### [What is required]
The exercise asks you to copy every line below in which "this" appears.

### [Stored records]
%%

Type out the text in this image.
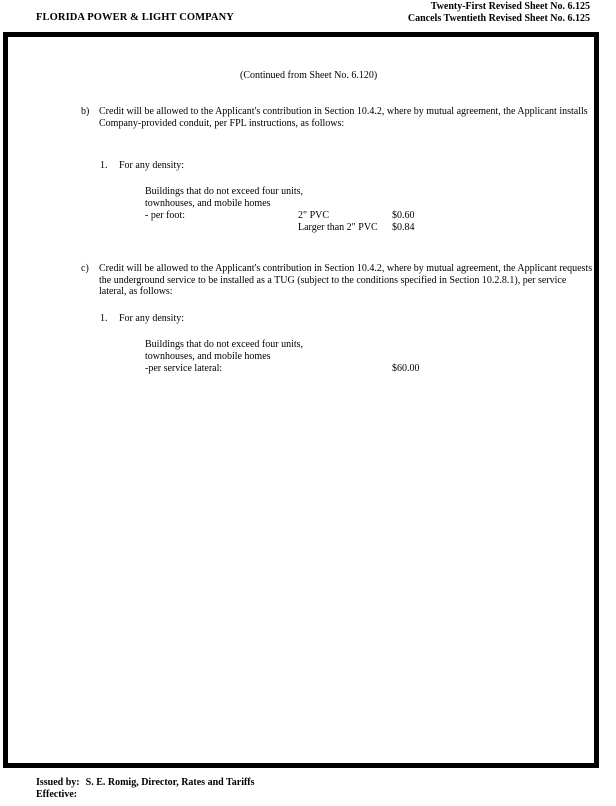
FLORIDA POWER & LIGHT COMPANY
Twenty-First Revised Sheet No. 6.125
Cancels Twentieth Revised Sheet No. 6.125
(Continued from Sheet No. 6.120)
b) Credit will be allowed to the Applicant's contribution in Section 10.4.2, where by mutual agreement, the Applicant installs Company-provided conduit, per FPL instructions, as follows:
1. For any density:
Buildings that do not exceed four units,
townhouses, and mobile homes
- per foot:	2" PVC	$0.60
Larger than 2" PVC $0.84
c) Credit will be allowed to the Applicant's contribution in Section 10.4.2, where by mutual agreement, the Applicant requests the underground service to be installed as a TUG (subject to the conditions specified in Section 10.2.8.1), per service lateral, as follows:
1. For any density:
Buildings that do not exceed four units,
townhouses, and mobile homes
-per service lateral:	$60.00
Issued by: S. E. Romig, Director, Rates and Tariffs
Effective:
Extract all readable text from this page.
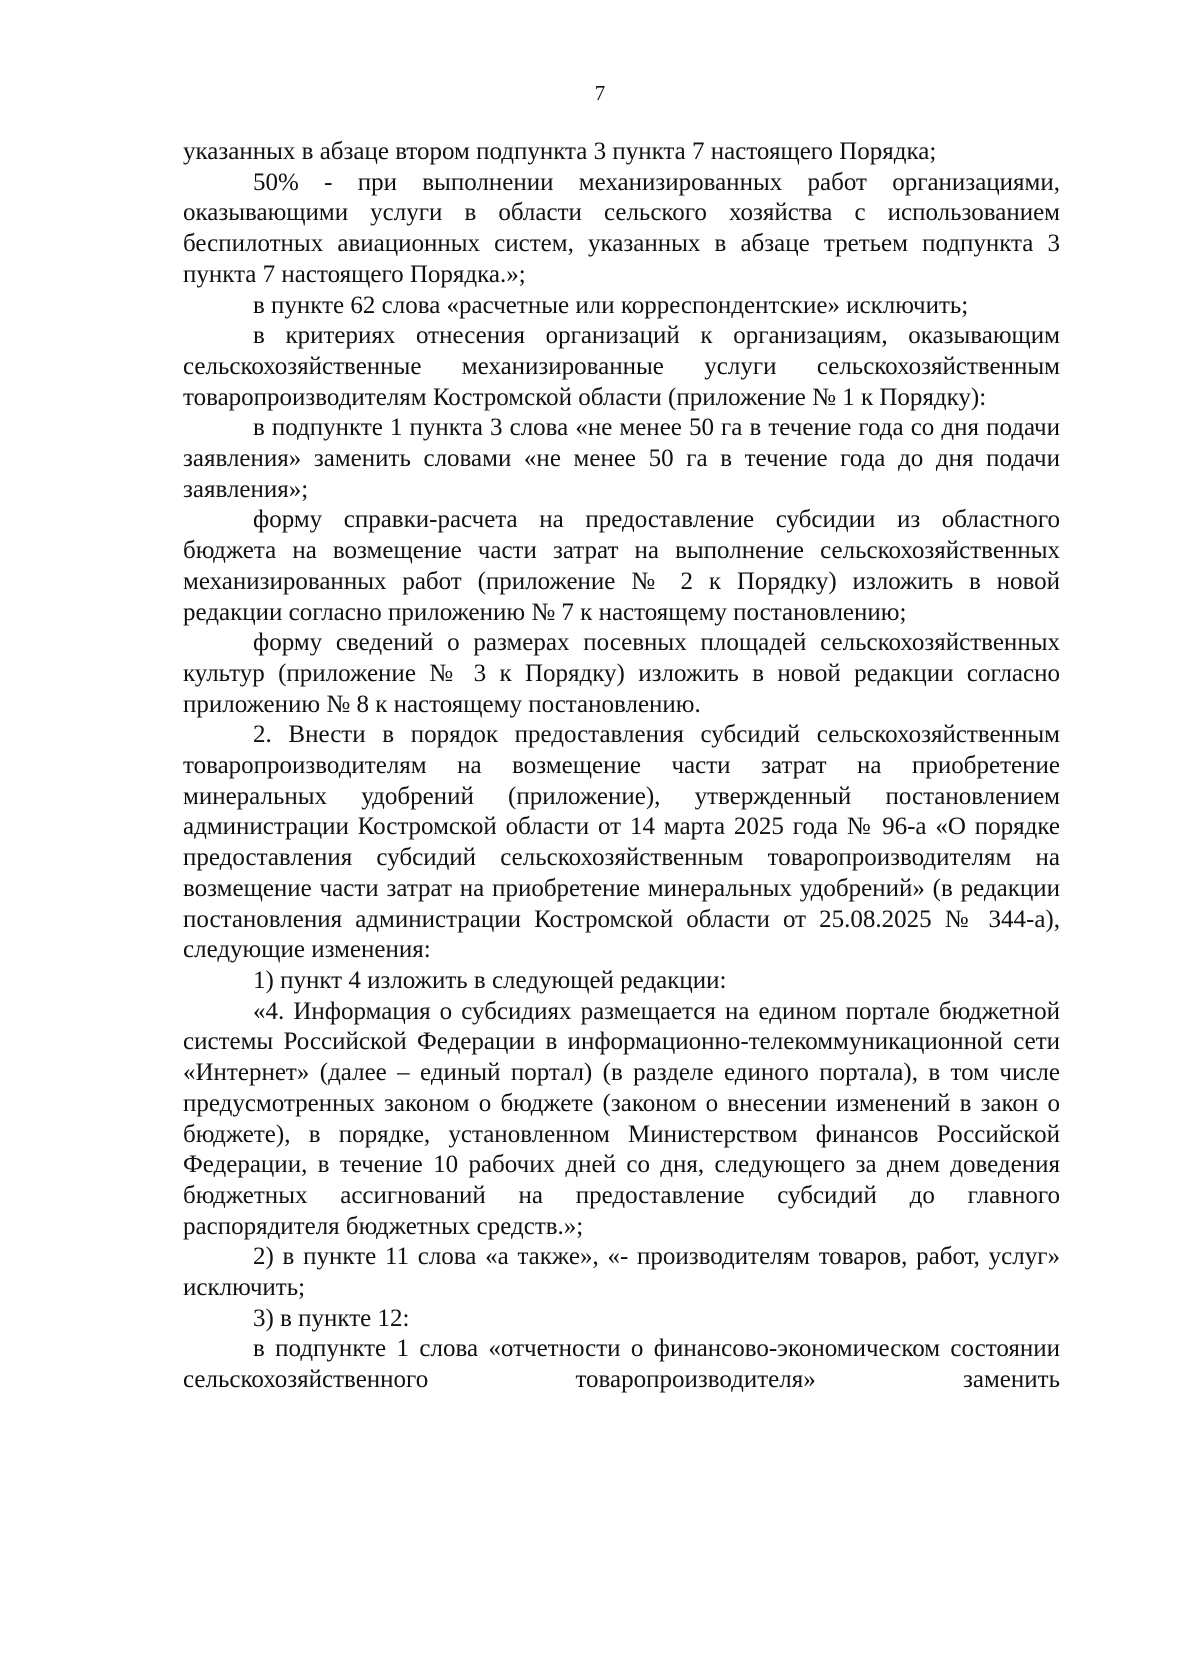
7

указанных в абзаце втором подпункта 3 пункта 7 настоящего Порядка;

50% - при выполнении механизированных работ организациями, оказывающими услуги в области сельского хозяйства с использованием беспилотных авиационных систем, указанных в абзаце третьем подпункта 3 пункта 7 настоящего Порядка.»;

в пункте 62 слова «расчетные или корреспондентские» исключить;

в критериях отнесения организаций к организациям, оказывающим сельскохозяйственные механизированные услуги сельскохозяйственным товаропроизводителям Костромской области (приложение № 1 к Порядку):

в подпункте 1 пункта 3 слова «не менее 50 га в течение года со дня подачи заявления» заменить словами «не менее 50 га в течение года до дня подачи заявления»;

форму справки-расчета на предоставление субсидии из областного бюджета на возмещение части затрат на выполнение сельскохозяйственных механизированных работ (приложение № 2 к Порядку) изложить в новой редакции согласно приложению № 7 к настоящему постановлению;

форму сведений о размерах посевных площадей сельскохозяйственных культур (приложение № 3 к Порядку) изложить в новой редакции согласно приложению № 8 к настоящему постановлению.

2. Внести в порядок предоставления субсидий сельскохозяйственным товаропроизводителям на возмещение части затрат на приобретение минеральных удобрений (приложение), утвержденный постановлением администрации Костромской области от 14 марта 2025 года № 96-а «О порядке предоставления субсидий сельскохозяйственным товаропроизводителям на возмещение части затрат на приобретение минеральных удобрений» (в редакции постановления администрации Костромской области от 25.08.2025 № 344-а), следующие изменения:

1) пункт 4 изложить в следующей редакции:

«4. Информация о субсидиях размещается на едином портале бюджетной системы Российской Федерации в информационно-телекоммуникационной сети «Интернет» (далее – единый портал) (в разделе единого портала), в том числе предусмотренных законом о бюджете (законом о внесении изменений в закон о бюджете), в порядке, установленном Министерством финансов Российской Федерации, в течение 10 рабочих дней со дня, следующего за днем доведения бюджетных ассигнований на предоставление субсидий до главного распорядителя бюджетных средств.»;

2) в пункте 11 слова «а также», «- производителям товаров, работ, услуг» исключить;

3) в пункте 12:

в подпункте 1 слова «отчетности о финансово-экономическом состоянии сельскохозяйственного товаропроизводителя» заменить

%%

### [Solution]
Type out the text in this image.
Extract all readable text from this page.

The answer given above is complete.